** Opening EXERCISE INPUTS block **

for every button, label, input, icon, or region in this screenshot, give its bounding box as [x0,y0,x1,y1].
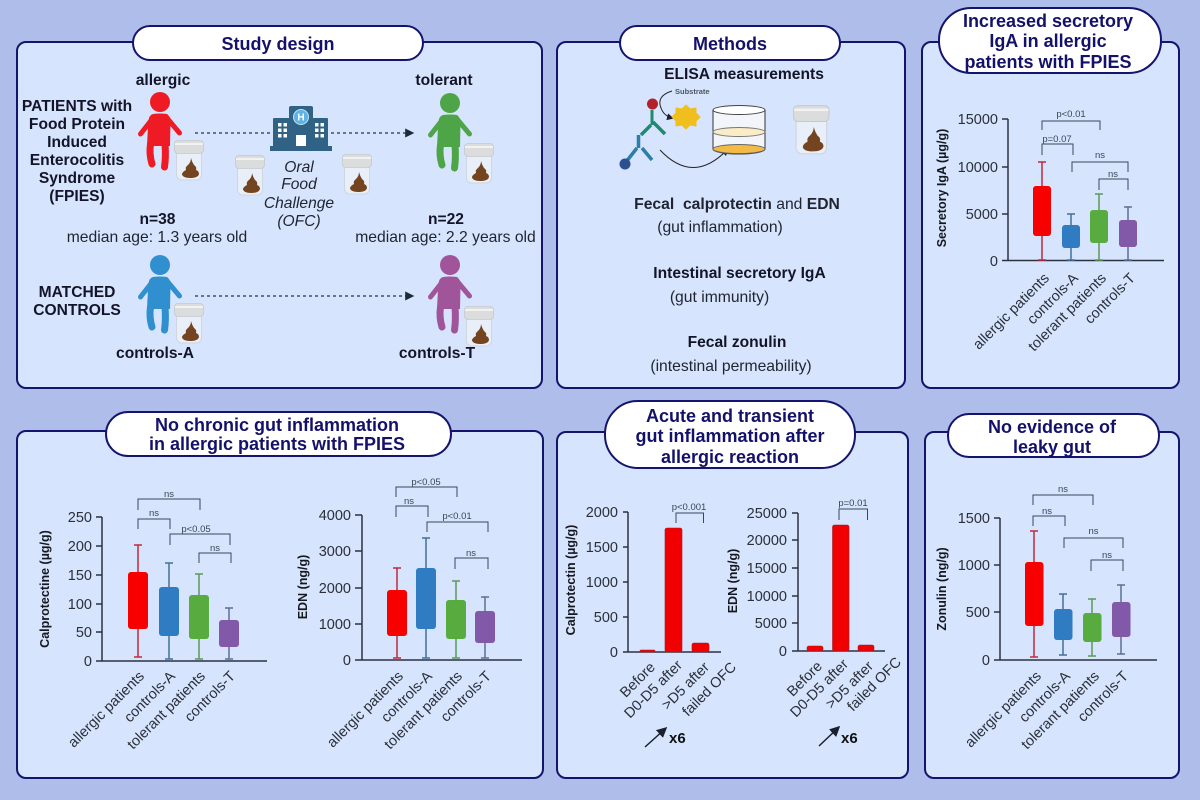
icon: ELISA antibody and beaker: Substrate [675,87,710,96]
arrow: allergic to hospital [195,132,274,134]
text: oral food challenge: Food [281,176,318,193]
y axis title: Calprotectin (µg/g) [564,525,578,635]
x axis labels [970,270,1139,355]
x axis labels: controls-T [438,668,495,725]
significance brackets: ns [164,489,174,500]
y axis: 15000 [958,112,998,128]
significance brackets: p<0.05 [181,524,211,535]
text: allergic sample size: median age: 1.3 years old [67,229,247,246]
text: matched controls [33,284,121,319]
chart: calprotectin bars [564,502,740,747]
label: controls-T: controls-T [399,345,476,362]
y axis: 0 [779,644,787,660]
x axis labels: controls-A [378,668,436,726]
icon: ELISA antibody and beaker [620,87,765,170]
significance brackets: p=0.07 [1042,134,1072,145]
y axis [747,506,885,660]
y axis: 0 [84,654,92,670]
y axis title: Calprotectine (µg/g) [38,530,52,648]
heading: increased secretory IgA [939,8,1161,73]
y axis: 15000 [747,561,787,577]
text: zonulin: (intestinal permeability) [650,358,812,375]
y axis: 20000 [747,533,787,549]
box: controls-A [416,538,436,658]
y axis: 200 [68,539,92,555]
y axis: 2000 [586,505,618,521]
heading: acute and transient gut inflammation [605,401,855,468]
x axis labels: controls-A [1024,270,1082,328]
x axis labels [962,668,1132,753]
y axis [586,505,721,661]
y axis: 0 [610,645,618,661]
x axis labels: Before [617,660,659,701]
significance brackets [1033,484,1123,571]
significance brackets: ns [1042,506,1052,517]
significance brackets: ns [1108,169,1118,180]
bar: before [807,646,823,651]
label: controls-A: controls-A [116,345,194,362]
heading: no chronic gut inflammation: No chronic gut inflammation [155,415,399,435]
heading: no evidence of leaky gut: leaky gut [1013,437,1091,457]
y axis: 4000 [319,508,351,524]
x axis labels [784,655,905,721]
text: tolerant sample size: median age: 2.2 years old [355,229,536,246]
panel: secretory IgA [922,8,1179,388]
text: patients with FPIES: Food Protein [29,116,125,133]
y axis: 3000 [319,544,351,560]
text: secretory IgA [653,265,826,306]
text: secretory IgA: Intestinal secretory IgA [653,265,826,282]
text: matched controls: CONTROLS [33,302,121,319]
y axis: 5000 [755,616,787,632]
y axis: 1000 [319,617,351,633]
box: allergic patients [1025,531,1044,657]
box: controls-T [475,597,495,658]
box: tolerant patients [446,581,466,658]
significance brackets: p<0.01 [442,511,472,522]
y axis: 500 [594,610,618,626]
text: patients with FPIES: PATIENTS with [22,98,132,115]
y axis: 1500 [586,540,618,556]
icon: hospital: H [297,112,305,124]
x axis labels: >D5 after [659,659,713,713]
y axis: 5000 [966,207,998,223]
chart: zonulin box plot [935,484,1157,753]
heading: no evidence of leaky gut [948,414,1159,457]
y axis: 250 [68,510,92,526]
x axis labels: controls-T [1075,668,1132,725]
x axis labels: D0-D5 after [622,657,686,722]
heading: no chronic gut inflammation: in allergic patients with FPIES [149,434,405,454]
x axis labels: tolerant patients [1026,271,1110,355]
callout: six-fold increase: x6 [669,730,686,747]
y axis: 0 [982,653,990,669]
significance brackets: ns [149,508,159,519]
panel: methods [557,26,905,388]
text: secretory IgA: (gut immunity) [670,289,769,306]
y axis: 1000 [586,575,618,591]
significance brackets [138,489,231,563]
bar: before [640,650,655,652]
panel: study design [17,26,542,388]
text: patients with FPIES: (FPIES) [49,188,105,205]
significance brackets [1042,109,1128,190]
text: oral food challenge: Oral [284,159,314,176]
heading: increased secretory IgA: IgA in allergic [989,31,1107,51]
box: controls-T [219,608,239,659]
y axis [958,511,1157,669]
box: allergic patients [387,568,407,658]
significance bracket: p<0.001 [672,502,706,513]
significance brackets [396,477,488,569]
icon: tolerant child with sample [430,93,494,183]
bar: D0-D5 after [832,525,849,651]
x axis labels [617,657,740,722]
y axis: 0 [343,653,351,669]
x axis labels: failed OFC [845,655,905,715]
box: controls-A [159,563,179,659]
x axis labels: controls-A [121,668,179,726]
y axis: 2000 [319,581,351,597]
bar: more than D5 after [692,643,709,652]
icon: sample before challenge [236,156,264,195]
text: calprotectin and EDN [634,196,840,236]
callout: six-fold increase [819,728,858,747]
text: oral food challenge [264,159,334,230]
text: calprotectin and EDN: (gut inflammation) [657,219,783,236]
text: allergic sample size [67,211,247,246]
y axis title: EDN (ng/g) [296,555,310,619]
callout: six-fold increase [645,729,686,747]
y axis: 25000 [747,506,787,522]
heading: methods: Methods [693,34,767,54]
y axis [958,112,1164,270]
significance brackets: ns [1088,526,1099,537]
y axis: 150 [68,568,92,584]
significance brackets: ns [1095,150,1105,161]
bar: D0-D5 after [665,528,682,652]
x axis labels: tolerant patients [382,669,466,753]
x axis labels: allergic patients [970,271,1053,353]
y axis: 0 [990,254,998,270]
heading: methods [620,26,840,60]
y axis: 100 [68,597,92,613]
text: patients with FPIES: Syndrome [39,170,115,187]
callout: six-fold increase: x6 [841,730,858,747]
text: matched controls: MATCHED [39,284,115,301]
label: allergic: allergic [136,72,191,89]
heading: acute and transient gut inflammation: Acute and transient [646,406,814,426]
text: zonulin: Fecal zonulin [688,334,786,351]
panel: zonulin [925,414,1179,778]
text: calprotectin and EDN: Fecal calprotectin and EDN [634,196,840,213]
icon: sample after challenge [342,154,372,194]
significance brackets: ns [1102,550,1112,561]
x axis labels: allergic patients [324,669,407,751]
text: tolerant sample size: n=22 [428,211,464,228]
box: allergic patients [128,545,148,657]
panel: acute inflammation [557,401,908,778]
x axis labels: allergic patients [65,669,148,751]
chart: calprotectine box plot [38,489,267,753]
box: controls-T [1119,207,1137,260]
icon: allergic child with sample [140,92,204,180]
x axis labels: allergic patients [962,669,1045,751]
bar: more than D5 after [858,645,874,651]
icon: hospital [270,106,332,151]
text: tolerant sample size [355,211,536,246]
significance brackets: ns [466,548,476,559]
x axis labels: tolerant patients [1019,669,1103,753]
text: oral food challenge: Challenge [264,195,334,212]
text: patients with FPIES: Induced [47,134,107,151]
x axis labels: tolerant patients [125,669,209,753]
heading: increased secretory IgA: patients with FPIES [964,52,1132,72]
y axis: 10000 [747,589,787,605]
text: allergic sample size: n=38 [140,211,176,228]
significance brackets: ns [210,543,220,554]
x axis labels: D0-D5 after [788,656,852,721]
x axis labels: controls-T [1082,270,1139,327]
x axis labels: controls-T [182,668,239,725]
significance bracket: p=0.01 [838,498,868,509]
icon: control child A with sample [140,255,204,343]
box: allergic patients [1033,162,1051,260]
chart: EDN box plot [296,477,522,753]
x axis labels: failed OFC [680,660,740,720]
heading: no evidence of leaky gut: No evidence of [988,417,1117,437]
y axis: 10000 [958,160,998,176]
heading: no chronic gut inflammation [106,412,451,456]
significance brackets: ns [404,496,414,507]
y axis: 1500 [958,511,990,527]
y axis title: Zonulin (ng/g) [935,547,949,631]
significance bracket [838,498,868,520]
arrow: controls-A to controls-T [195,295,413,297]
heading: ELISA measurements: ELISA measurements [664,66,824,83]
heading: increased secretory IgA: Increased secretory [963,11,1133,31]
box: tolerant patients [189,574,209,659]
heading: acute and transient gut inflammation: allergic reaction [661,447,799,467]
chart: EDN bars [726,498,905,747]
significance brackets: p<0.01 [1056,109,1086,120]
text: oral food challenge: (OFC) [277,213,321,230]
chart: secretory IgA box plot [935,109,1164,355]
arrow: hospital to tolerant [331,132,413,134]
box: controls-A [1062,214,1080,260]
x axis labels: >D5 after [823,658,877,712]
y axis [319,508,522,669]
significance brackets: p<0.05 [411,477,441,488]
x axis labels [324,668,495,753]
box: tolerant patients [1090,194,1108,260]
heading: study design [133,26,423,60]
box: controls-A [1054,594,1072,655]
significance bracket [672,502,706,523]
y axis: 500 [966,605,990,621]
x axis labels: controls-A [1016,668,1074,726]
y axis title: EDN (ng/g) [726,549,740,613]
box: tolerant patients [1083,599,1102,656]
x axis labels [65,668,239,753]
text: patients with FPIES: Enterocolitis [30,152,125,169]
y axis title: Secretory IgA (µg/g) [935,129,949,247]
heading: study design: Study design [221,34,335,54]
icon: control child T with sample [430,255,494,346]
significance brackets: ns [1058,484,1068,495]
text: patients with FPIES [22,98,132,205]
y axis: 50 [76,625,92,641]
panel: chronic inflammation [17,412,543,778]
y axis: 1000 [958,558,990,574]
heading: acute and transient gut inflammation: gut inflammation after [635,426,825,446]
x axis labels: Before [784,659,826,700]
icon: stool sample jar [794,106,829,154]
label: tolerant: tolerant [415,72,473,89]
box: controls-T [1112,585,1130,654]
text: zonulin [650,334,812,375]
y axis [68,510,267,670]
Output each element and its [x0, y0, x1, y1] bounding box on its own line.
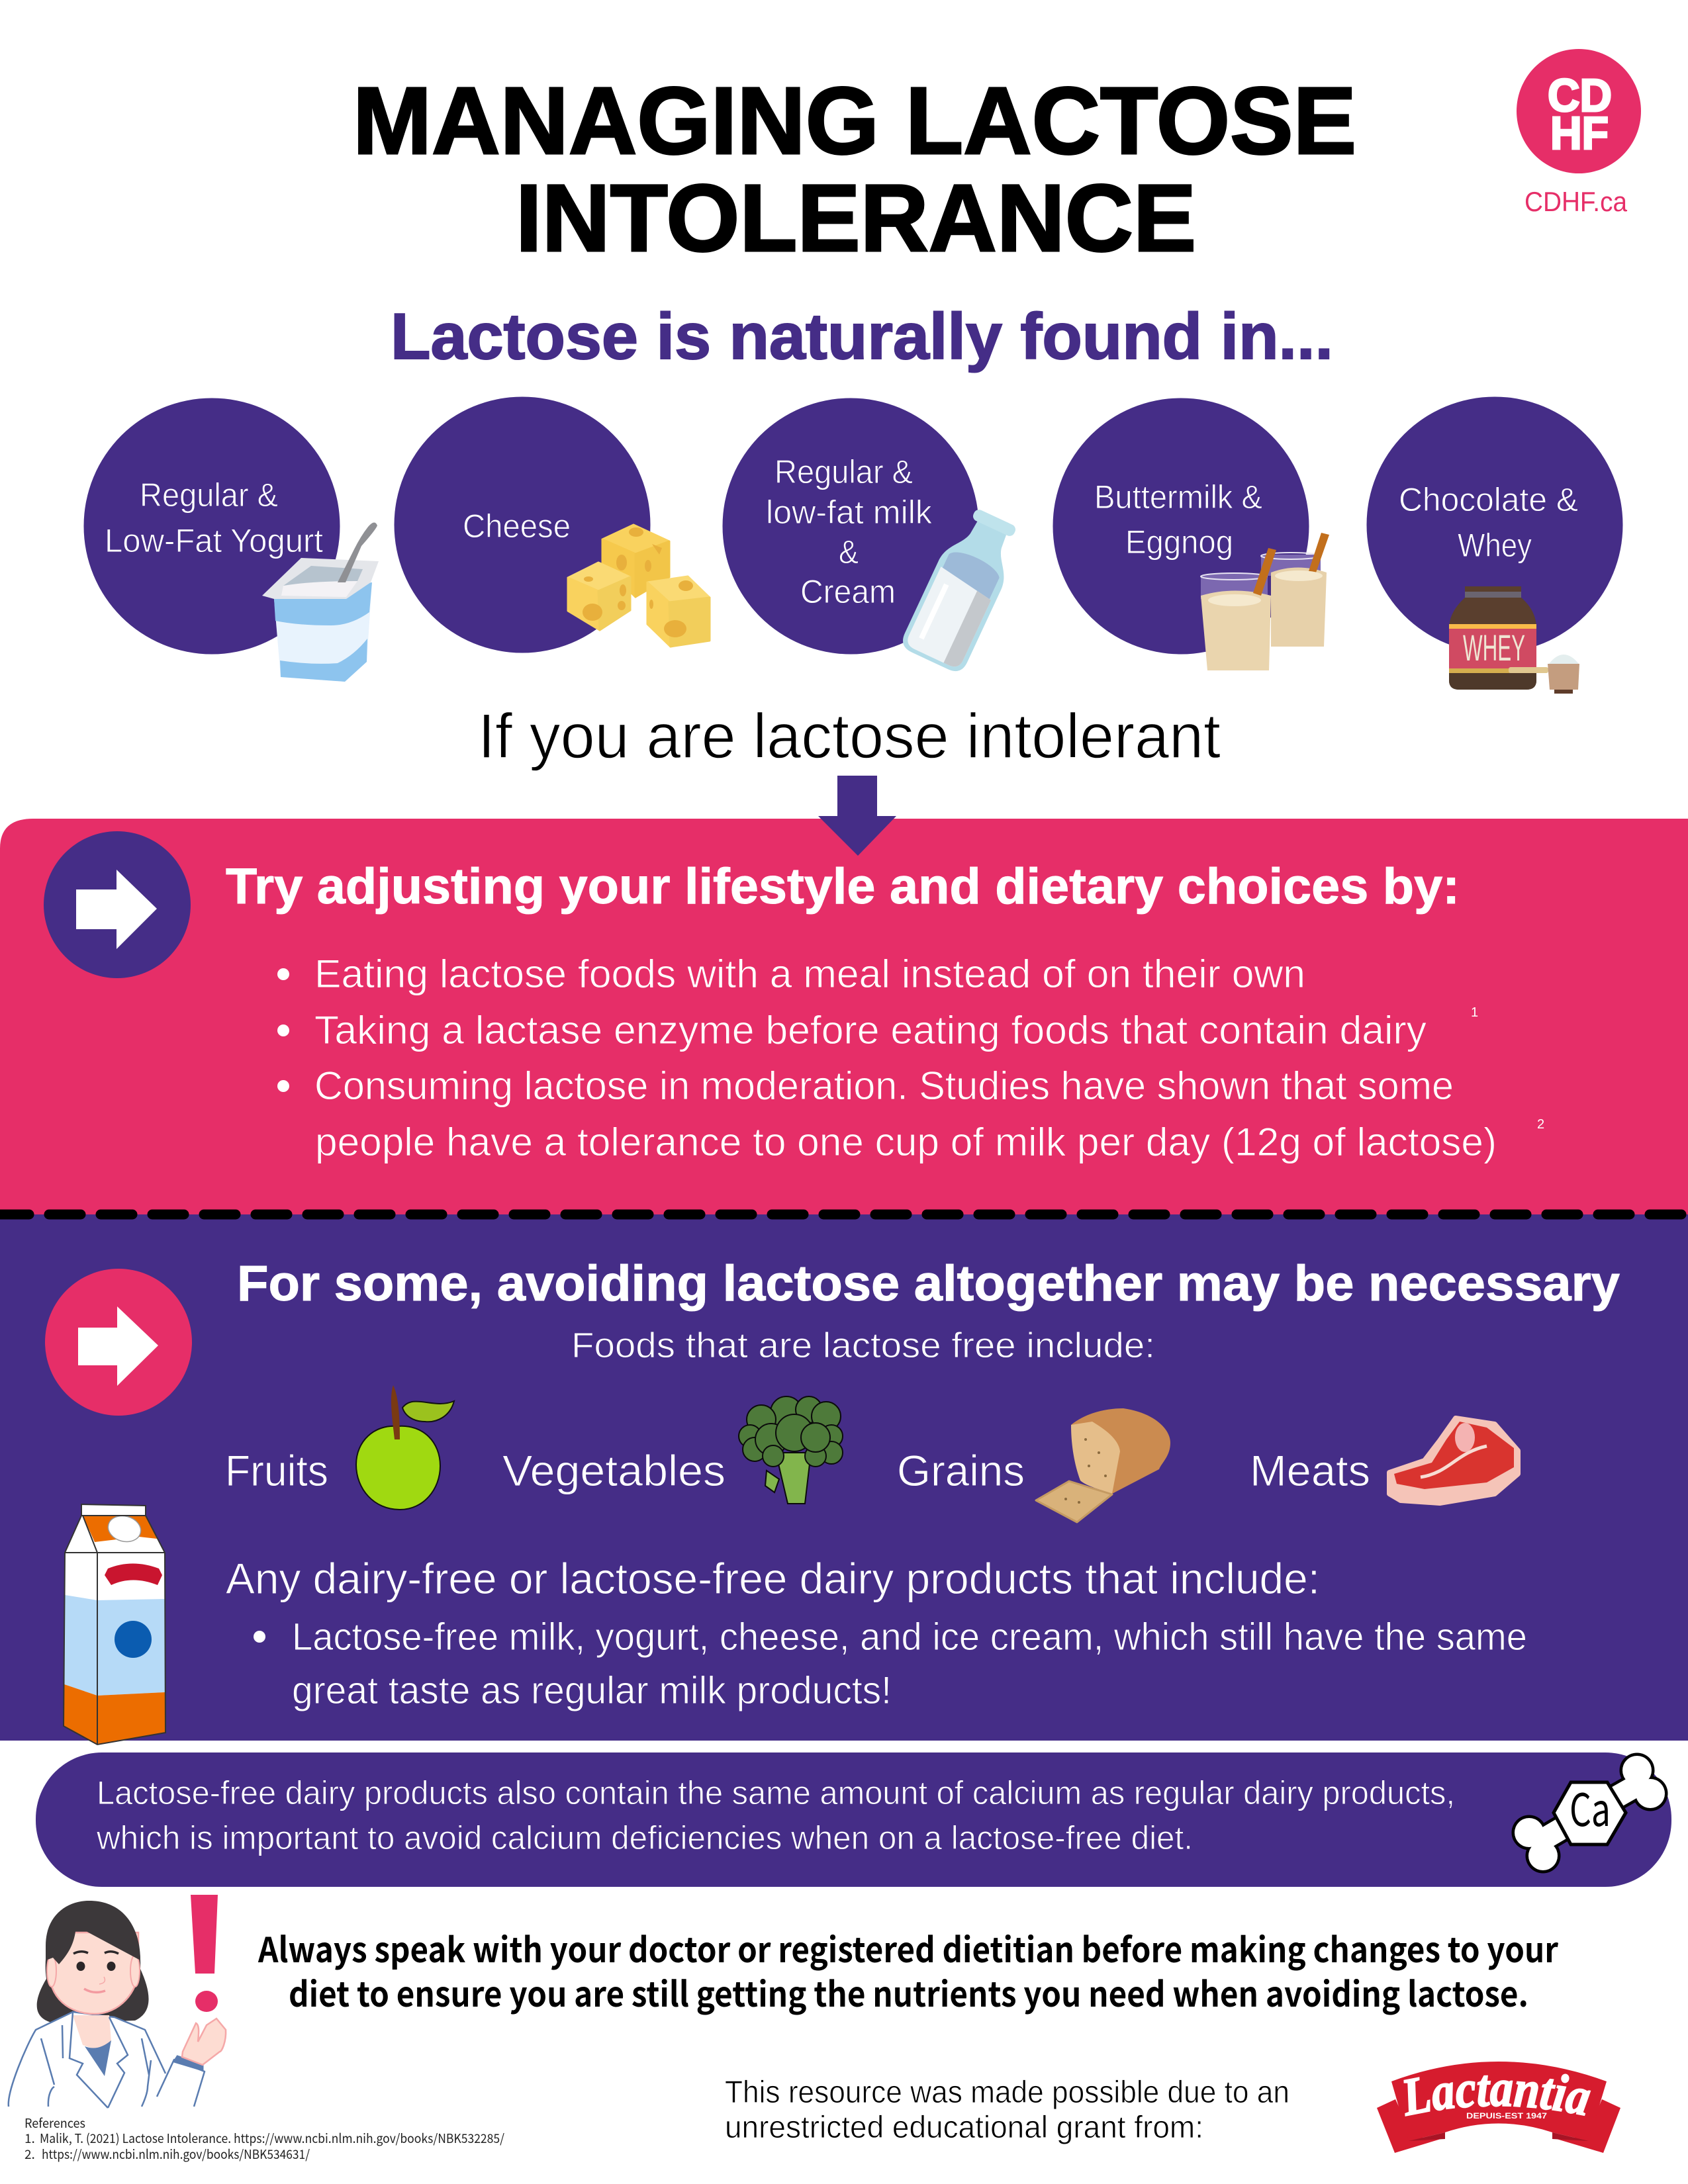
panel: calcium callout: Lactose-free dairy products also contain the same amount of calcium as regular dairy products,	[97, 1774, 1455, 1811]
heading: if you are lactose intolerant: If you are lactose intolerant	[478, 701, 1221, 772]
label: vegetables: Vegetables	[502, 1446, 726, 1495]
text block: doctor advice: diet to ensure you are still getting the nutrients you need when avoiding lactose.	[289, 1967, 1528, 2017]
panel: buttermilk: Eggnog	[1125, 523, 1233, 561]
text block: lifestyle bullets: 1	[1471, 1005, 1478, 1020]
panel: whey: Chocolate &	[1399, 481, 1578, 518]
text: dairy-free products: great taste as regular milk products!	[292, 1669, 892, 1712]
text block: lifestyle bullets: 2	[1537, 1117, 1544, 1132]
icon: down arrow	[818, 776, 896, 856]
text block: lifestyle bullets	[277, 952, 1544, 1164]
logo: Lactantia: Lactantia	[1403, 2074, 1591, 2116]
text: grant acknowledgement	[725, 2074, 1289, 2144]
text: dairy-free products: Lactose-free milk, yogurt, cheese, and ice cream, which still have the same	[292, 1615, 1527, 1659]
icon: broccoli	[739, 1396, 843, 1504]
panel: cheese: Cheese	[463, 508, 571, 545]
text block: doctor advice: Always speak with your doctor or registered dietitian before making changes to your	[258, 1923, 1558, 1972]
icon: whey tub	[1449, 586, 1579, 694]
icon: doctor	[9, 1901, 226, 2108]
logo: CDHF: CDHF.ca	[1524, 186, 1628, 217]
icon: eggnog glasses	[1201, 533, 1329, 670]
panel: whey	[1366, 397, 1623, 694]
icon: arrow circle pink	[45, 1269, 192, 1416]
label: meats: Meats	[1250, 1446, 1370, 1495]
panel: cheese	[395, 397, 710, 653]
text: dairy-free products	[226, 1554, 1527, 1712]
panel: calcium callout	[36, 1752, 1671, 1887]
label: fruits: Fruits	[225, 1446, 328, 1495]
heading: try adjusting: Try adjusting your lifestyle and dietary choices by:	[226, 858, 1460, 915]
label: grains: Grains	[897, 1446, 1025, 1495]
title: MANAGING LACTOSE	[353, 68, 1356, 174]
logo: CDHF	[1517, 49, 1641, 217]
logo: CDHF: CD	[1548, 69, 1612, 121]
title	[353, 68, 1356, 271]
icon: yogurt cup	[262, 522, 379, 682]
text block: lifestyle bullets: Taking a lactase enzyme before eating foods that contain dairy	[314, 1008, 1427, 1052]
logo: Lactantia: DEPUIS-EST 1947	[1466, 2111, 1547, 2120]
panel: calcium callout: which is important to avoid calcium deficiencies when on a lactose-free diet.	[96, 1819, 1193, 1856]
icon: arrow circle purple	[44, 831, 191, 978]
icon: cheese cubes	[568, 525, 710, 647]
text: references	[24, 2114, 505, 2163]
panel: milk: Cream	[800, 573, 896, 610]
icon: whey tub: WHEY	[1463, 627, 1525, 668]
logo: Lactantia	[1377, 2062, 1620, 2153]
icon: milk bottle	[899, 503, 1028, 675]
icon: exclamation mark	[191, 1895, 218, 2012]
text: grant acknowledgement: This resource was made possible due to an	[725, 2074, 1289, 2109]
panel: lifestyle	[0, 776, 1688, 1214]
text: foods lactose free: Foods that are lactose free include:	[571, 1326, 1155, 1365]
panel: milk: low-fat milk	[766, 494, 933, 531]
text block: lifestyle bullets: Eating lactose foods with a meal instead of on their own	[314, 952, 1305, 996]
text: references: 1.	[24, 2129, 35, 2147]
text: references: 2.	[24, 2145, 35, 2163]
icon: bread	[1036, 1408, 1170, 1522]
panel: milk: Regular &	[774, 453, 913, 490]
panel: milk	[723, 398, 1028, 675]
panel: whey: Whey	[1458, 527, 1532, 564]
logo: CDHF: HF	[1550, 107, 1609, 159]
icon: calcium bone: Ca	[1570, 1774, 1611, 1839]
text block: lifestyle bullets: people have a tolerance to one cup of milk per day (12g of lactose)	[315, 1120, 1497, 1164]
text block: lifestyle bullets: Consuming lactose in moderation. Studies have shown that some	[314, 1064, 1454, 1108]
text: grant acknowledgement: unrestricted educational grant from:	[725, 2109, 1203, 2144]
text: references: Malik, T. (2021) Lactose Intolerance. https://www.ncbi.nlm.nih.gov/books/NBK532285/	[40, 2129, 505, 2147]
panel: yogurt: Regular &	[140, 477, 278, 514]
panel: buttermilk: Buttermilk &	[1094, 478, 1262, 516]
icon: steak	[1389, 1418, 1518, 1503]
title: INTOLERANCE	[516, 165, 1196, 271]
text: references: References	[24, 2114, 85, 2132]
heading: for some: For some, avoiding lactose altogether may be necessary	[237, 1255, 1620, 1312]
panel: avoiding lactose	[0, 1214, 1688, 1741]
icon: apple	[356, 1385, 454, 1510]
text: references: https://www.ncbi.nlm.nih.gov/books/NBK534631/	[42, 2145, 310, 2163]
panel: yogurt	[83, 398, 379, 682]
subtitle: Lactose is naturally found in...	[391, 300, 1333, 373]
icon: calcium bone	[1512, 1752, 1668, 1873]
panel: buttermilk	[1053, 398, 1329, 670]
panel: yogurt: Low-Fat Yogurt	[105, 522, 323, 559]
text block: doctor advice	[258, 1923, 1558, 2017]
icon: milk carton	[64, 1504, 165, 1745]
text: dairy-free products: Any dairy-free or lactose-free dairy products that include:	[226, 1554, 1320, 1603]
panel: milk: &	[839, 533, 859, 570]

** Closing EXERCISE INPUTS block **

### PROBLEM
Show me every line of the entries above that holds "failed".

### THE COMPLETED TASK
x axis labels: failed OFC [845,655,905,715]
x axis labels: failed OFC [680,660,740,720]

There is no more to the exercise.